** The exercise **
Your task is to repeat the listing exactly.

===== Supplied entries =====

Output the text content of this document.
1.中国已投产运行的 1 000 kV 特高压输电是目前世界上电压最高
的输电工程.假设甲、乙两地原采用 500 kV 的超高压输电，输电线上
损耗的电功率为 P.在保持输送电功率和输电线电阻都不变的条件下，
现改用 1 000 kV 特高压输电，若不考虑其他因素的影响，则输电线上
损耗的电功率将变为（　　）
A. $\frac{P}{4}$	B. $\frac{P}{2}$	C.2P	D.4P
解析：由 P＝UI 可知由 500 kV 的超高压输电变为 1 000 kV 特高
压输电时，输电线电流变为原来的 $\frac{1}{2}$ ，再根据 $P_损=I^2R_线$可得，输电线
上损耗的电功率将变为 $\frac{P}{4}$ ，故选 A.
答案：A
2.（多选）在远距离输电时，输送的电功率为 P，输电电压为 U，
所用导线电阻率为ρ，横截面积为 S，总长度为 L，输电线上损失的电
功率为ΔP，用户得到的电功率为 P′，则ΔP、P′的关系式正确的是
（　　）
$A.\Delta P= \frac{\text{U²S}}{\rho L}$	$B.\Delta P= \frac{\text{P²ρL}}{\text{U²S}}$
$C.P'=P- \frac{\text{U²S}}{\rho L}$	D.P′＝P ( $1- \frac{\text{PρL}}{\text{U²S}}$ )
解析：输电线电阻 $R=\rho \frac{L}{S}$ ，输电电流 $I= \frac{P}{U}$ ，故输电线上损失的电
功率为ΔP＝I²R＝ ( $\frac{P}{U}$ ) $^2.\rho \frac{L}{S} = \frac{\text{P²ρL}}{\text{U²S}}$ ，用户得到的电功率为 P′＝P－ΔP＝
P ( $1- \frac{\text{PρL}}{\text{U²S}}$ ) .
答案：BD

=====

** Task answer **
Output the text content of this document.
1.中国已投产运行的 1 000 kV 特高压输电是目前世界上电压最高
的输电工程.假设甲、乙两地原采用 500 kV 的超高压输电，输电线上
损耗的电功率为 P.在保持输送电功率和输电线电阻都不变的条件下，
现改用 1 000 kV 特高压输电，若不考虑其他因素的影响，则输电线上
损耗的电功率将变为（　　）
A. $\frac{P}{4}$	B. $\frac{P}{2}$	C.2P	D.4P
解析：由 P＝UI 可知由 500 kV 的超高压输电变为 1 000 kV 特高
压输电时，输电线电流变为原来的 $\frac{1}{2}$ ，再根据 $P_损=I^2R_线$可得，输电线
上损耗的电功率将变为 $\frac{P}{4}$ ，故选 A.
答案：A
2.（多选）在远距离输电时，输送的电功率为 P，输电电压为 U，
所用导线电阻率为ρ，横截面积为 S，总长度为 L，输电线上损失的电
功率为ΔP，用户得到的电功率为 P′，则ΔP、P′的关系式正确的是
（　　）
$A.\Delta P= \frac{\text{U²S}}{\rho L}$	$B.\Delta P= \frac{\text{P²ρL}}{\text{U²S}}$
$C.P'=P- \frac{\text{U²S}}{\rho L}$	D.P′＝P ( $1- \frac{\text{PρL}}{\text{U²S}}$ )
解析：输电线电阻 $R=\rho \frac{L}{S}$ ，输电电流 $I= \frac{P}{U}$ ，故输电线上损失的电
功率为ΔP＝I²R＝ ( $\frac{P}{U}$ ) $^2.\rho \frac{L}{S} = \frac{\text{P²ρL}}{\text{U²S}}$ ，用户得到的电功率为 P′＝P－ΔP＝
P ( $1- \frac{\text{PρL}}{\text{U²S}}$ ) .
答案：BD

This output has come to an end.